[Entries from a dataset]
## Begin

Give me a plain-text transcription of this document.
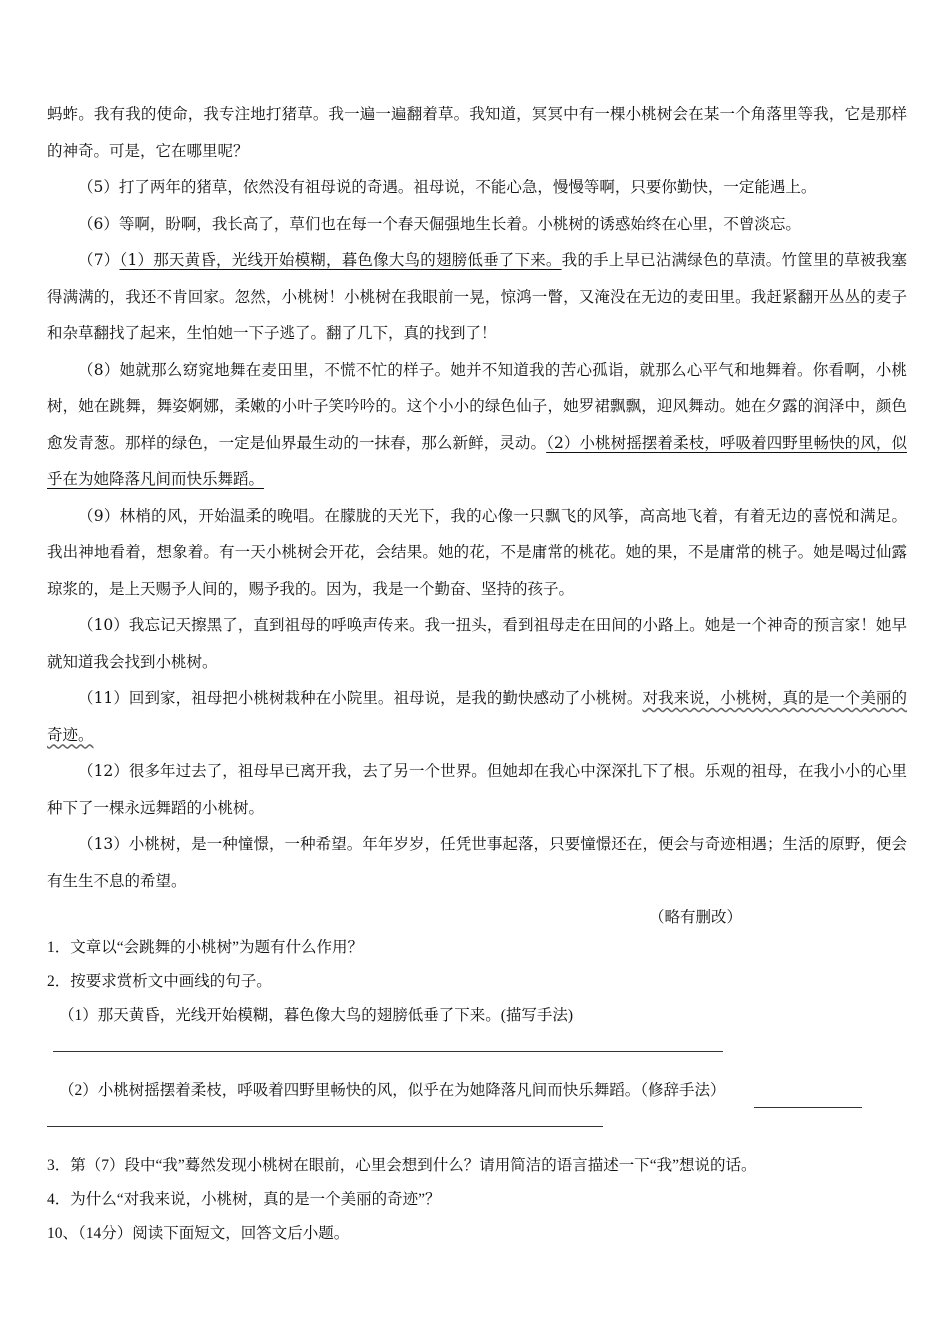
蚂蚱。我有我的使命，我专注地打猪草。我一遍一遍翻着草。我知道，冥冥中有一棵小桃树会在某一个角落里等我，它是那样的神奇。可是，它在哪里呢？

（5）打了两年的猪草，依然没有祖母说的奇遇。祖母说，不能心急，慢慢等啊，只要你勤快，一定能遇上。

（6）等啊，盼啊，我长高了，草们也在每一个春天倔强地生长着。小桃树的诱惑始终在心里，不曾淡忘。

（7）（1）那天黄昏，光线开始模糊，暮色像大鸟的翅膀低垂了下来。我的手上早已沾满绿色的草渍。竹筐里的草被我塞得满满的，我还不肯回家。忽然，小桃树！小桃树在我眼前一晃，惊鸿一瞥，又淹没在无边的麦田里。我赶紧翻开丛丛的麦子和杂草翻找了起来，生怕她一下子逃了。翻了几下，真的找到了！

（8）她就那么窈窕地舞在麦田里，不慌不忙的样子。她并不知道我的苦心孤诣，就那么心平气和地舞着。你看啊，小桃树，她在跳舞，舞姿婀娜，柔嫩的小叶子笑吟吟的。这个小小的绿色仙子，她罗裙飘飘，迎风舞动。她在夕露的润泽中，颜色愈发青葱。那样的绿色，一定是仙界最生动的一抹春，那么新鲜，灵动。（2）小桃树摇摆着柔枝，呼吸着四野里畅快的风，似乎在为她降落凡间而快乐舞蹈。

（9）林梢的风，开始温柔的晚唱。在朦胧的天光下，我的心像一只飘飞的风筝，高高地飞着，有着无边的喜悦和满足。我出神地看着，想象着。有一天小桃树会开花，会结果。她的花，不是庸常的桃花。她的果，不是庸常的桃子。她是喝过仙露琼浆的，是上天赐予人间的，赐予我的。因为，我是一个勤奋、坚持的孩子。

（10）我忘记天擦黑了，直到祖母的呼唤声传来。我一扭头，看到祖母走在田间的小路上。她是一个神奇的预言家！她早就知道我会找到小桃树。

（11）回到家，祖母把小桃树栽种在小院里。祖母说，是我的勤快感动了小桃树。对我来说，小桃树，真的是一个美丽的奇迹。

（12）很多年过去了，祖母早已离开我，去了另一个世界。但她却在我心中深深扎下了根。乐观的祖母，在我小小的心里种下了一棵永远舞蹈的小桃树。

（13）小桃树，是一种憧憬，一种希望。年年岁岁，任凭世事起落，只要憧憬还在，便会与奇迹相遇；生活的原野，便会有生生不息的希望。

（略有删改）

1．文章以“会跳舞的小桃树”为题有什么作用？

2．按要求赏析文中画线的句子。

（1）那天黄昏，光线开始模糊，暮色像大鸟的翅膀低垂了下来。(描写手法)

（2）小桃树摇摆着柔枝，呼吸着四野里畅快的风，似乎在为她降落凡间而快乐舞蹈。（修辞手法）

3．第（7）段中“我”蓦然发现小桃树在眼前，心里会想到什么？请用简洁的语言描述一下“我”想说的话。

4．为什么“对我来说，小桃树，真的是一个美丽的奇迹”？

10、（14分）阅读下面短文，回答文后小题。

## End
## Begin

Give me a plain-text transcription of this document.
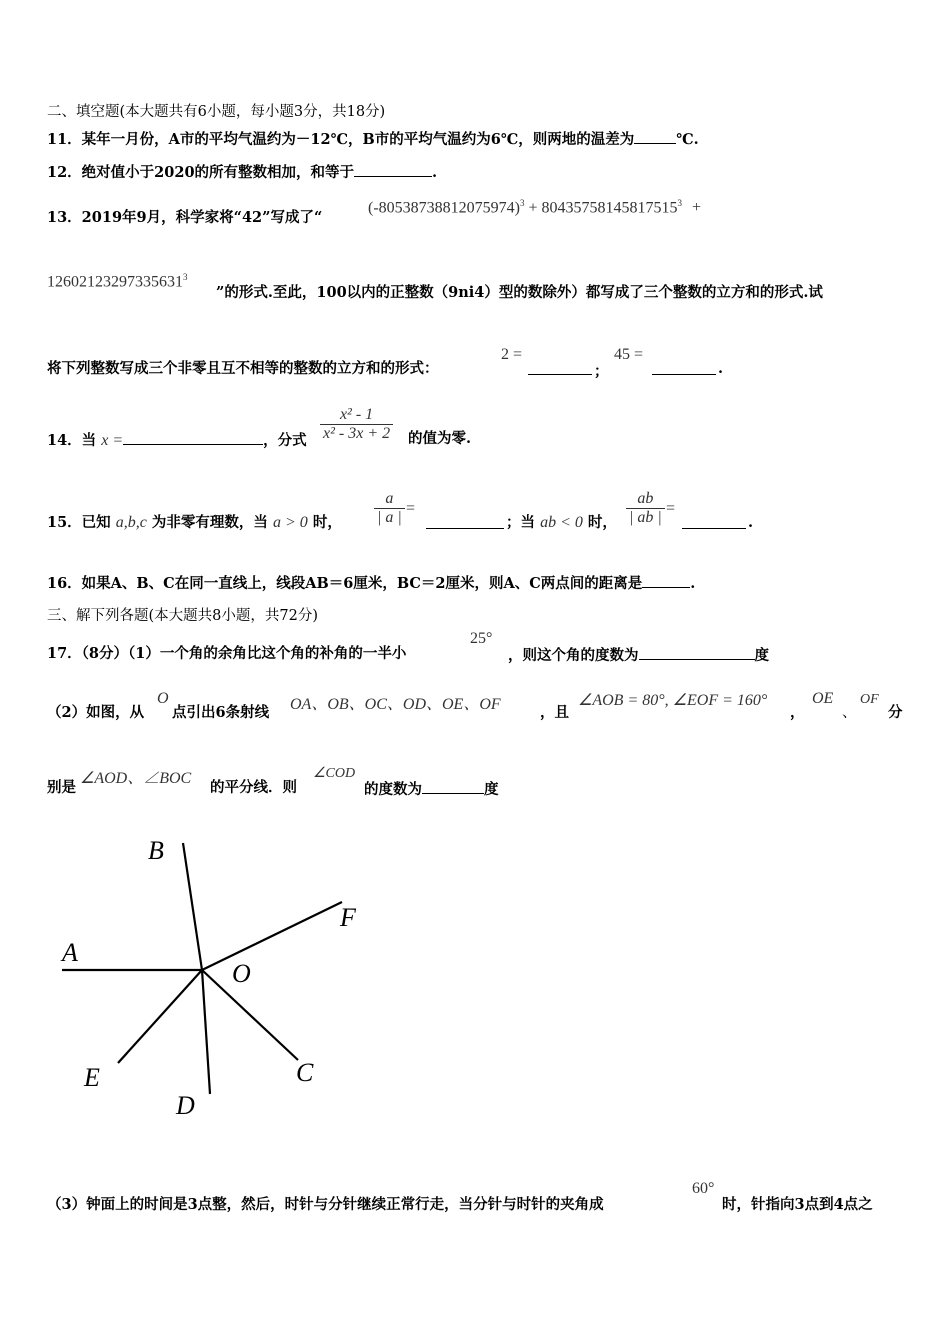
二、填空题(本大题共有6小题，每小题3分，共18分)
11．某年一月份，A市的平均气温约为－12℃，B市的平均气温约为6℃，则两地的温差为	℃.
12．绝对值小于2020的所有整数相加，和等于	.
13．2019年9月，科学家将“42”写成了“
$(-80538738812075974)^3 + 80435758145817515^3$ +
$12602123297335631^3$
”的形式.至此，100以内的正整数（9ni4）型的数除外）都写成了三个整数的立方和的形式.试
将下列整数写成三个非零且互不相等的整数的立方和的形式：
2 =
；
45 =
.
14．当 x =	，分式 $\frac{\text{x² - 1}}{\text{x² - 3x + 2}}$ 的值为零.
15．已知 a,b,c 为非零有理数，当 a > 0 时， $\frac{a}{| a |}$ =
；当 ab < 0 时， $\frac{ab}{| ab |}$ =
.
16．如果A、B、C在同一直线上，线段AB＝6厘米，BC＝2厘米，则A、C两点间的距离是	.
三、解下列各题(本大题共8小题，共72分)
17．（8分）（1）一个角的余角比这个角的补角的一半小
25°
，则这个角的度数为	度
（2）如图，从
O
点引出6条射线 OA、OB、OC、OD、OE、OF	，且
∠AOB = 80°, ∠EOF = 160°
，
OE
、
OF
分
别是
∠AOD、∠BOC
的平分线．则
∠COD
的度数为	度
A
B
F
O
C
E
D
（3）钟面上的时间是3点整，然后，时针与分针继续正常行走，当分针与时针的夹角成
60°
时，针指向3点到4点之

## End

To do
Copy all lines of the listing above that contain the string "真的是一个美丽的奇迹".

Correct output
（11）回到家，祖母把小桃树栽种在小院里。祖母说，是我的勤快感动了小桃树。对我来说，小桃树，真的是一个美丽的奇迹。
4．为什么“对我来说，小桃树，真的是一个美丽的奇迹”？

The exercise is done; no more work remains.